• YOUR INSTRUCTIONS:
Please quote the material exactly, every line of it.
----
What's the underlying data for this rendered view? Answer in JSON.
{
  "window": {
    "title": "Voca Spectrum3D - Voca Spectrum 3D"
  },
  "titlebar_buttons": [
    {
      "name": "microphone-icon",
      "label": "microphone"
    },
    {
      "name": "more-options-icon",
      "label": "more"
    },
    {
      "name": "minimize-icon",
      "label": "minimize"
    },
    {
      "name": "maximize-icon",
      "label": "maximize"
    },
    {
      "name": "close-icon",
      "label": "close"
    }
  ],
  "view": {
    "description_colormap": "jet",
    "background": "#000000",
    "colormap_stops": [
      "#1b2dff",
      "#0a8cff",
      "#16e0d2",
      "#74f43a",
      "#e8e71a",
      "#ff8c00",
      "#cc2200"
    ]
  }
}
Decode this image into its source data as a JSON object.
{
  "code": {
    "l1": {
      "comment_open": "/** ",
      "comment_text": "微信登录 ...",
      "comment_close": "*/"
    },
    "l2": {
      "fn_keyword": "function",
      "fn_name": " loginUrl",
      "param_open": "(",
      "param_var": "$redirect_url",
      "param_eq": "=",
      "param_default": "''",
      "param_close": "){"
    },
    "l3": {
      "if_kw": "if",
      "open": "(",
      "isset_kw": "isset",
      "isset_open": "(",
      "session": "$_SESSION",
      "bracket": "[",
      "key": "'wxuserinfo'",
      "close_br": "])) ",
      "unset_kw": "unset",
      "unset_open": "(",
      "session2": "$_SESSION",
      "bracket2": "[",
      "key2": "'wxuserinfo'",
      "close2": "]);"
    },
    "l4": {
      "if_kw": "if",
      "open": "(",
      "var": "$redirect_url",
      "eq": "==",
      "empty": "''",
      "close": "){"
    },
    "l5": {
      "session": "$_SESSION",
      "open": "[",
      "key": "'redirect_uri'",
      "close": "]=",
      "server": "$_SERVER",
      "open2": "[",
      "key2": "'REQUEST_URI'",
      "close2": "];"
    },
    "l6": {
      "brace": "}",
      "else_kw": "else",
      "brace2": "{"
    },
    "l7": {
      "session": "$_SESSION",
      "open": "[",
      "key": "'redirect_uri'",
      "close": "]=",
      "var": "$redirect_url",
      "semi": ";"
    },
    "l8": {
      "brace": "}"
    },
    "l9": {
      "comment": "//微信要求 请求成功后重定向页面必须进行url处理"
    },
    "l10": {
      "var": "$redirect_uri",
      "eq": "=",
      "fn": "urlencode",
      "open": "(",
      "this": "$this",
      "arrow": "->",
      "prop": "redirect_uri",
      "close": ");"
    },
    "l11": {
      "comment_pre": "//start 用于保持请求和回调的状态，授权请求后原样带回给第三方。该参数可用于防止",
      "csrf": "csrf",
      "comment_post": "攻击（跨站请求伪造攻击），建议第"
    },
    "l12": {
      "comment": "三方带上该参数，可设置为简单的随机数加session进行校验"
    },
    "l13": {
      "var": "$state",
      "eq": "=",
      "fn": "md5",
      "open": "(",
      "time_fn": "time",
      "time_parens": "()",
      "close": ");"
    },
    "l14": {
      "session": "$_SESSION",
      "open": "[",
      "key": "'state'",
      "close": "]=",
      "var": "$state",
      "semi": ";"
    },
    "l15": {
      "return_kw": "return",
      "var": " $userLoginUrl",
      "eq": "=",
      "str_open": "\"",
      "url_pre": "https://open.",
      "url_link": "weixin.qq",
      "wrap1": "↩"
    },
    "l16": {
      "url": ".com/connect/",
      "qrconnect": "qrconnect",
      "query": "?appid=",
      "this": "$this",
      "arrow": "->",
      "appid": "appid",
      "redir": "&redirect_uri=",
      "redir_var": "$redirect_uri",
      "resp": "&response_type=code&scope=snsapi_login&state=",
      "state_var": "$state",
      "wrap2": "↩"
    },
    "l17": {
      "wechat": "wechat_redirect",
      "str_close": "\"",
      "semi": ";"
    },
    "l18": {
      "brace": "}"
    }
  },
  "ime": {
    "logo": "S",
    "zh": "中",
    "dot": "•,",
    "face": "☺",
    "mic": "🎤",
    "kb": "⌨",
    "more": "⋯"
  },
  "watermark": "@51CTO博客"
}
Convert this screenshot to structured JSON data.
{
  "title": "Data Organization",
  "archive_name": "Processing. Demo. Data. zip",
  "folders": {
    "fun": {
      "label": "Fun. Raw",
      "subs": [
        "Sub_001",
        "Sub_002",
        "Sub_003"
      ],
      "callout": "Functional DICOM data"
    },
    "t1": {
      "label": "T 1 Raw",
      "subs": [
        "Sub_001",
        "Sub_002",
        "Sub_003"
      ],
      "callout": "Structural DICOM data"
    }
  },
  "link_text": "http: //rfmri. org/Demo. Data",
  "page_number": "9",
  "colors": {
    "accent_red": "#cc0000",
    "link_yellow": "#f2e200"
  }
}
----
• WRITTEN SOLUTION:
What's the underlying data for this rendered view? Answer in JSON.
{
  "window": {
    "title": "Voca Spectrum3D - Voca Spectrum 3D"
  },
  "titlebar_buttons": [
    {
      "name": "microphone-icon",
      "label": "microphone"
    },
    {
      "name": "more-options-icon",
      "label": "more"
    },
    {
      "name": "minimize-icon",
      "label": "minimize"
    },
    {
      "name": "maximize-icon",
      "label": "maximize"
    },
    {
      "name": "close-icon",
      "label": "close"
    }
  ],
  "view": {
    "description_colormap": "jet",
    "background": "#000000",
    "colormap_stops": [
      "#1b2dff",
      "#0a8cff",
      "#16e0d2",
      "#74f43a",
      "#e8e71a",
      "#ff8c00",
      "#cc2200"
    ]
  }
}
Decode this image into its source data as a JSON object.
{
  "code": {
    "l1": {
      "comment_open": "/** ",
      "comment_text": "微信登录 ...",
      "comment_close": "*/"
    },
    "l2": {
      "fn_keyword": "function",
      "fn_name": " loginUrl",
      "param_open": "(",
      "param_var": "$redirect_url",
      "param_eq": "=",
      "param_default": "''",
      "param_close": "){"
    },
    "l3": {
      "if_kw": "if",
      "open": "(",
      "isset_kw": "isset",
      "isset_open": "(",
      "session": "$_SESSION",
      "bracket": "[",
      "key": "'wxuserinfo'",
      "close_br": "])) ",
      "unset_kw": "unset",
      "unset_open": "(",
      "session2": "$_SESSION",
      "bracket2": "[",
      "key2": "'wxuserinfo'",
      "close2": "]);"
    },
    "l4": {
      "if_kw": "if",
      "open": "(",
      "var": "$redirect_url",
      "eq": "==",
      "empty": "''",
      "close": "){"
    },
    "l5": {
      "session": "$_SESSION",
      "open": "[",
      "key": "'redirect_uri'",
      "close": "]=",
      "server": "$_SERVER",
      "open2": "[",
      "key2": "'REQUEST_URI'",
      "close2": "];"
    },
    "l6": {
      "brace": "}",
      "else_kw": "else",
      "brace2": "{"
    },
    "l7": {
      "session": "$_SESSION",
      "open": "[",
      "key": "'redirect_uri'",
      "close": "]=",
      "var": "$redirect_url",
      "semi": ";"
    },
    "l8": {
      "brace": "}"
    },
    "l9": {
      "comment": "//微信要求 请求成功后重定向页面必须进行url处理"
    },
    "l10": {
      "var": "$redirect_uri",
      "eq": "=",
      "fn": "urlencode",
      "open": "(",
      "this": "$this",
      "arrow": "->",
      "prop": "redirect_uri",
      "close": ");"
    },
    "l11": {
      "comment_pre": "//start 用于保持请求和回调的状态，授权请求后原样带回给第三方。该参数可用于防止",
      "csrf": "csrf",
      "comment_post": "攻击（跨站请求伪造攻击），建议第"
    },
    "l12": {
      "comment": "三方带上该参数，可设置为简单的随机数加session进行校验"
    },
    "l13": {
      "var": "$state",
      "eq": "=",
      "fn": "md5",
      "open": "(",
      "time_fn": "time",
      "time_parens": "()",
      "close": ");"
    },
    "l14": {
      "session": "$_SESSION",
      "open": "[",
      "key": "'state'",
      "close": "]=",
      "var": "$state",
      "semi": ";"
    },
    "l15": {
      "return_kw": "return",
      "var": " $userLoginUrl",
      "eq": "=",
      "str_open": "\"",
      "url_pre": "https://open.",
      "url_link": "weixin.qq",
      "wrap1": "↩"
    },
    "l16": {
      "url": ".com/connect/",
      "qrconnect": "qrconnect",
      "query": "?appid=",
      "this": "$this",
      "arrow": "->",
      "appid": "appid",
      "redir": "&redirect_uri=",
      "redir_var": "$redirect_uri",
      "resp": "&response_type=code&scope=snsapi_login&state=",
      "state_var": "$state",
      "wrap2": "↩"
    },
    "l17": {
      "wechat": "wechat_redirect",
      "str_close": "\"",
      "semi": ";"
    },
    "l18": {
      "brace": "}"
    }
  },
  "ime": {
    "logo": "S",
    "zh": "中",
    "dot": "•,",
    "face": "☺",
    "mic": "🎤",
    "kb": "⌨",
    "more": "⋯"
  },
  "watermark": "@51CTO博客"
}
Convert this screenshot to structured JSON data.
{
  "title": "Data Organization",
  "archive_name": "Processing. Demo. Data. zip",
  "folders": {
    "fun": {
      "label": "Fun. Raw",
      "subs": [
        "Sub_001",
        "Sub_002",
        "Sub_003"
      ],
      "callout": "Functional DICOM data"
    },
    "t1": {
      "label": "T 1 Raw",
      "subs": [
        "Sub_001",
        "Sub_002",
        "Sub_003"
      ],
      "callout": "Structural DICOM data"
    }
  },
  "link_text": "http: //rfmri. org/Demo. Data",
  "page_number": "9",
  "colors": {
    "accent_red": "#cc0000",
    "link_yellow": "#f2e200"
  }
}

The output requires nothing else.